**Items from a data source**
------

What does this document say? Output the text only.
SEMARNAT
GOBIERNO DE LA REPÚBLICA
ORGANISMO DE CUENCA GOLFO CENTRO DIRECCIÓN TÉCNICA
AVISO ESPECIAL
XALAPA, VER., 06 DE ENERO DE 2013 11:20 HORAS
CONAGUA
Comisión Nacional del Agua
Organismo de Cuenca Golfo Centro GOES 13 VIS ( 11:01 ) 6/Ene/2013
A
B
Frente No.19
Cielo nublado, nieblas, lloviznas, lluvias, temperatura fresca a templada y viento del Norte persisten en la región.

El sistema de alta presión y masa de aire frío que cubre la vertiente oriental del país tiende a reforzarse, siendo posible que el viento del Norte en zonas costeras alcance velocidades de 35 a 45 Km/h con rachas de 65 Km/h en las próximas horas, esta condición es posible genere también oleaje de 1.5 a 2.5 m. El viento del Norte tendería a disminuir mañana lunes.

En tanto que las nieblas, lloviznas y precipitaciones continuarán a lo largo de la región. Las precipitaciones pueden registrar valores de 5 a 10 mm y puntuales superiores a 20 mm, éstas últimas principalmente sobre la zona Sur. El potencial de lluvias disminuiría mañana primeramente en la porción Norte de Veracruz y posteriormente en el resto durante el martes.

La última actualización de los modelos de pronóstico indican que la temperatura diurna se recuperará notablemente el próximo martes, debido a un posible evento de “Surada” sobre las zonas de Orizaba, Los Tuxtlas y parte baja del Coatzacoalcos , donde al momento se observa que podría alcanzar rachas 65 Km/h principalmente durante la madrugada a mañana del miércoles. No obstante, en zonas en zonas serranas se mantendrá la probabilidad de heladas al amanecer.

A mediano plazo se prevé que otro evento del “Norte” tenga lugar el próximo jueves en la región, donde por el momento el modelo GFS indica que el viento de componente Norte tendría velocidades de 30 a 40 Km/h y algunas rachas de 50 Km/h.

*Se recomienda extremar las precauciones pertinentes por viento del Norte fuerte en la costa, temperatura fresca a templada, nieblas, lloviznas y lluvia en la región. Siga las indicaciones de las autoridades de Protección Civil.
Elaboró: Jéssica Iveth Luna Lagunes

------

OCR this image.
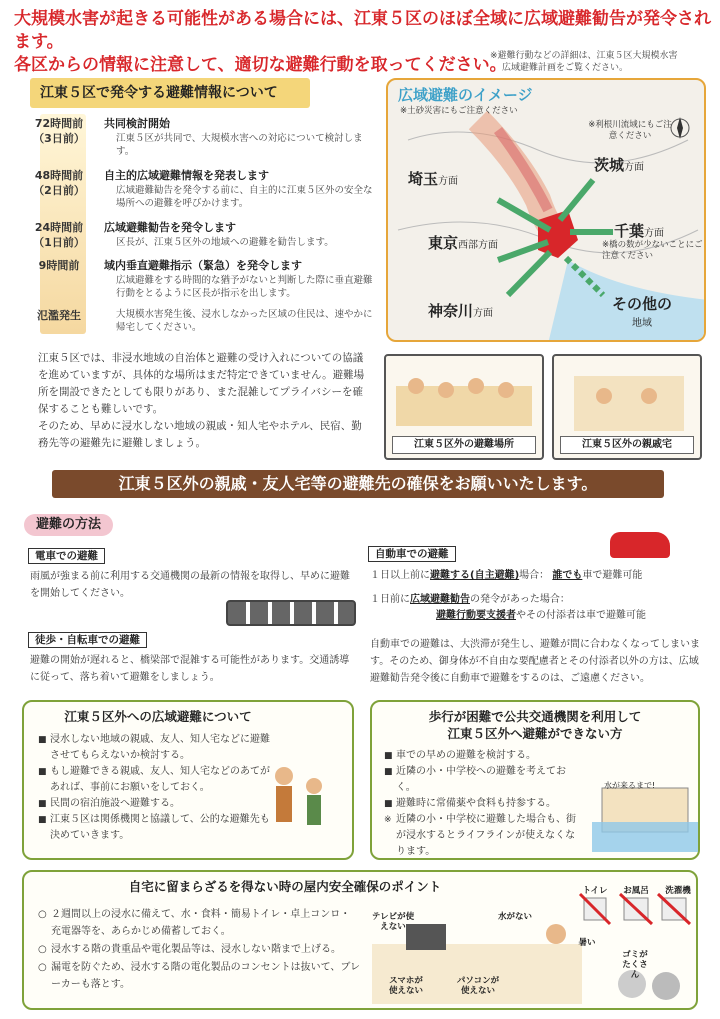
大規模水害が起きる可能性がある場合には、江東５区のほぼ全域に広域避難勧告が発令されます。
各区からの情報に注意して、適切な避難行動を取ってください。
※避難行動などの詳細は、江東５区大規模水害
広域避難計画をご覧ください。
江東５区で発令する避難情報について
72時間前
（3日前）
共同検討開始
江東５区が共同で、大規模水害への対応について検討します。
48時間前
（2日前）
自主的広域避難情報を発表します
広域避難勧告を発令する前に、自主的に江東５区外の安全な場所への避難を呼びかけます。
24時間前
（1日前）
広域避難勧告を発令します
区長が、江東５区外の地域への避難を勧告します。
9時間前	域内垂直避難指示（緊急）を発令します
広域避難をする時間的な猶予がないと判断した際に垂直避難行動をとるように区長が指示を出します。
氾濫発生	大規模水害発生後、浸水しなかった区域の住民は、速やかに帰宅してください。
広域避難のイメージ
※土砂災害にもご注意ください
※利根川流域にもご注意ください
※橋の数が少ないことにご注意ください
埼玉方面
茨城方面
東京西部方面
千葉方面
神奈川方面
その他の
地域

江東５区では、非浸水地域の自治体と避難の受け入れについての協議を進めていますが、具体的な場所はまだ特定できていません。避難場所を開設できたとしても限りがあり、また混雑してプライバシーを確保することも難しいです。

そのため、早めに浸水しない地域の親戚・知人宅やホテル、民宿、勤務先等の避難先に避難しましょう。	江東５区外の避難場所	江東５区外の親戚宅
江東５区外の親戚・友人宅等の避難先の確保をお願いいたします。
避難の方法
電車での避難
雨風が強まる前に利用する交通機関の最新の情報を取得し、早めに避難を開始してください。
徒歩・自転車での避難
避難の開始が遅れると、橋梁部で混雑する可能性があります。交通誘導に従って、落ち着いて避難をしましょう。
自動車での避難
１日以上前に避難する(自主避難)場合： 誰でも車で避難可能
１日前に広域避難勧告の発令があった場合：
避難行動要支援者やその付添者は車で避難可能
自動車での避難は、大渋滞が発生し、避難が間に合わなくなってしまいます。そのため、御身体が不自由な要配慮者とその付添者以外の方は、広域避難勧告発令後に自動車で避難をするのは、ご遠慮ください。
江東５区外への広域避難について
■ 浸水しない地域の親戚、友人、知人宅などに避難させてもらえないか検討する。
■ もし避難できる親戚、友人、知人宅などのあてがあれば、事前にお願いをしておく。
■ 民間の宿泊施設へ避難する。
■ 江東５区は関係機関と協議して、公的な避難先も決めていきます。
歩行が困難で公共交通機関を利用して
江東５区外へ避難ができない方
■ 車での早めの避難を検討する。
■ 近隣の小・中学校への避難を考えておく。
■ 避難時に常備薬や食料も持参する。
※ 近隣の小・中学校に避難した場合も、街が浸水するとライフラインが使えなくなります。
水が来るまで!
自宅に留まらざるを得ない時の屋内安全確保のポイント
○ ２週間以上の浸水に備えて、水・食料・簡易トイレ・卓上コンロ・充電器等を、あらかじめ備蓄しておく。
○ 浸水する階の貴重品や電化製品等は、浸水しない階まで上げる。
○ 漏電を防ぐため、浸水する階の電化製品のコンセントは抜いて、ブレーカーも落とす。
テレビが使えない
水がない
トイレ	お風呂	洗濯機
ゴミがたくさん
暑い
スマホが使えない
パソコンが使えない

------

Only lines that contain the word "そのため" are wanted; copy each of them.

そのため、早めに浸水しない地域の親戚・知人宅やホテル、民宿、勤務先等の避難先に避難しましょう。	江東５区外の避難場所	江東５区外の親戚宅
自動車での避難は、大渋滞が発生し、避難が間に合わなくなってしまいます。そのため、御身体が不自由な要配慮者とその付添者以外の方は、広域避難勧告発令後に自動車で避難をするのは、ご遠慮ください。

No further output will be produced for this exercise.